Exercise instructions =>
Continue the Pilgrim's Pride notes filing from the point where it stops.

Text =>
>>>
Item 1.01    Entry into a Material Definitive Agreement.
On April 8, 2021, Pilgrim’s Pride Corporation (the “Company”) completed a sale of $1.0 billion in aggregate principal amount of its 4.250% Sustainability-Linked Senior Notes due 2031 (the “Notes”).
The Company intends to use the net proceeds from the sale of the Notes, together with cash on hand, to pay (i) the consideration in connection with the any and all cash tender offer (the “Tender Offer”) that the Company launched for its outstanding 5.750% Senior Notes due 2025 (the “2025 Notes”) pursuant to an Offer to Purchase and Consent Solicitation Statement, dated March 25, 2021 (the “Offer to Purchase”) and (ii) the redemption price in connection with the redemption of any 2025 Notes that remain outstanding following the consummation of the Tender Offer.
The Notes were sold in a private offering exempt from the registration requirements of the United States Securities Act of 1933, as amended (the “Securities Act”). The Notes were sold only to “qualified institutional buyers” pursuant to Rule 144A of the Securities Act and to certain persons outside the United States pursuant to Regulation S of the Securities Act.
The Notes were issued pursuant to the Indenture dated as of April 8, 2021, by and among the Company, as issuer, Pilgrim’s Pride Corporation of West Virginia, Inc., Gold’N Plump Poultry, LLC, Gold’N Plump Farms, LLC and JFC LLC, as Guarantors, and Regions Bank, as Trustee (the “Indenture”). The Indenture provides, among other things, that the Notes will bear interest at a rate of 4.250% per annum and, from the Interest Rate Step Up Date (as defined in the Indenture), at a rate of 4.500% per annum, unless the Company has notified the Trustee that the Sustainability Performance Target (as defined in the Indenture) has been satisfied, as confirmed by the External Verifier (as defined in the Indenture).
<<<
Extracted records =>
>>>
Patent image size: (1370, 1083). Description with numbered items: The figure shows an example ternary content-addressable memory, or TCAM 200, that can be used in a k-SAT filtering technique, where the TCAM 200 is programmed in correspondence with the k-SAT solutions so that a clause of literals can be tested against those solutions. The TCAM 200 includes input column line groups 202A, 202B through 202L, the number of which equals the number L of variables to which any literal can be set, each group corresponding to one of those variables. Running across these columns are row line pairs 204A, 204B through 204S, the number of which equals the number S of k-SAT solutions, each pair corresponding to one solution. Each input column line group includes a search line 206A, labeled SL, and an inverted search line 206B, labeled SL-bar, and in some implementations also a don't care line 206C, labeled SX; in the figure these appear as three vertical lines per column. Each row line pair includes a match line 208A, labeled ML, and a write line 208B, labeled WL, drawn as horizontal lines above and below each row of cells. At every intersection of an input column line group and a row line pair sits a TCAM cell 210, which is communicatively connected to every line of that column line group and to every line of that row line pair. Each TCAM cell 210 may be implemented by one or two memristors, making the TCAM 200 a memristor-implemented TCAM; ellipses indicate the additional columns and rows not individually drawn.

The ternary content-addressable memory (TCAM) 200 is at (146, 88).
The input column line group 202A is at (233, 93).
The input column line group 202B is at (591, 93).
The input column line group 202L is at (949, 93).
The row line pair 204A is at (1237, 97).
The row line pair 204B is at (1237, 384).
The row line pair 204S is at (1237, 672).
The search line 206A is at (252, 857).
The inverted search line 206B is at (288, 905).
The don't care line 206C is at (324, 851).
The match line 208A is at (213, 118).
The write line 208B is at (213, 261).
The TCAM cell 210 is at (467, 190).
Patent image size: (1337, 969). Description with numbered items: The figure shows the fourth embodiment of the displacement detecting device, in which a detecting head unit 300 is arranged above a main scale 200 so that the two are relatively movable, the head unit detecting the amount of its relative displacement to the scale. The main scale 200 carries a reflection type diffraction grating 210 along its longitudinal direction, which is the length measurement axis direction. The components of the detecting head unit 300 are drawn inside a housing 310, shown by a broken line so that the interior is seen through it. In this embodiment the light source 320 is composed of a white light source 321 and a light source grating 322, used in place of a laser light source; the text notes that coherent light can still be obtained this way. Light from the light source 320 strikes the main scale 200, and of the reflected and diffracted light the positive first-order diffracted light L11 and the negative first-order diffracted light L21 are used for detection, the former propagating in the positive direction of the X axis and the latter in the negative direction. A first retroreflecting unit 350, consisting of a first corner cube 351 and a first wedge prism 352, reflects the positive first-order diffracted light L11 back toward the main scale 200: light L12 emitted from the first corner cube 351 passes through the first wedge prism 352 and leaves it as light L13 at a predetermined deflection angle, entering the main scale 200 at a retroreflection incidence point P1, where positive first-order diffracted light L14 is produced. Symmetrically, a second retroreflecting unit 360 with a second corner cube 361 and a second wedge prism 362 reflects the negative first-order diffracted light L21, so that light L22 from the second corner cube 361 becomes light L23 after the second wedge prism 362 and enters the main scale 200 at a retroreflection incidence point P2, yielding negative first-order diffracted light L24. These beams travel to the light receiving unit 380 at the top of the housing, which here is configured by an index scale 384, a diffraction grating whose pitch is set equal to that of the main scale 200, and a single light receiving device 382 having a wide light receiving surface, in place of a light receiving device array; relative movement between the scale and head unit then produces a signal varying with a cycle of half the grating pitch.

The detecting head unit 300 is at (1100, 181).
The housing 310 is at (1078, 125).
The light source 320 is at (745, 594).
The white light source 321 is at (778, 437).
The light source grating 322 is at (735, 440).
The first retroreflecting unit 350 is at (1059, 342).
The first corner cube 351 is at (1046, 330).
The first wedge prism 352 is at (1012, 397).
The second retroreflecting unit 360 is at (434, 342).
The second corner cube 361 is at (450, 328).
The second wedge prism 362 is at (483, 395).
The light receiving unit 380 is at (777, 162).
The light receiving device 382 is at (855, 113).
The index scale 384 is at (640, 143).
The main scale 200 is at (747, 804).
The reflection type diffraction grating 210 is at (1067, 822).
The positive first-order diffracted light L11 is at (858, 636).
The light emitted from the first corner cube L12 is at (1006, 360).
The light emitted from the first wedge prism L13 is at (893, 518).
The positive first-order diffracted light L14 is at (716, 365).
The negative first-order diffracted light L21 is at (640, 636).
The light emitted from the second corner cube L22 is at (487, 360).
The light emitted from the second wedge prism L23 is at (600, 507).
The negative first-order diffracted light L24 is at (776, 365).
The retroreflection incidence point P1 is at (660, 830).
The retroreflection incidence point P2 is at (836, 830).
<<<
Task response =>
The Company will pay interest on the Notes semi-annually in arrears on April 15 and October 15 of each year, beginning on October 15, 2021. The Notes will mature on April 15, 2031. The Notes are guaranteed on a senior unsecured basis by the Guarantors. The Notes and related guarantees are unsecured senior obligations of the Company and Guarantors and rank equally with all of the Company’s and Guarantors’ other unsubordinated indebtedness.
The Notes and the Indentures also contain customary covenants and events of default, including failure to pay principal or interest on the Notes when due, among others.
The foregoing description of the material terms of the Indentures are qualified in its entirety by reference to the Indenture, which is attached to this Current Report on Form 8-K as Exhibit 4.1 and incorporated herein by reference.
Item 2.03    Creation of a Direct Financial Obligation or an Obligation under an Off-Balance Sheet Arrangement of a Registrant.
The information in Item 1.01 above is incorporated herein by reference.
Item 7.01    Regulation FD Disclosure.
On April 8, 2021, the Company issued a press release announcing the closing of the sale of the Notes. The Company is furnishing herewith, and incorporating by reference herein, as Exhibit 99.1, attached hereto, a copy of the press release.
The information contained in this Item 7.01, including Exhibit 99.1, shall not be deemed filed for purposes of Section 18 of the U.S. Securities Exchange Act of 1934, as amended (the “Exchange Act”), or incorporated by reference in any filing under the Exchange Act or the Securities Act, except as shall be expressly set forth by specific reference in such filing.
Exhibit 99.1 contains statements intended as “forward-looking statements” which are subject to the cautionary statements about forward-looking statements set forth therein.
Item 9.01    Financial Statements and Exhibits.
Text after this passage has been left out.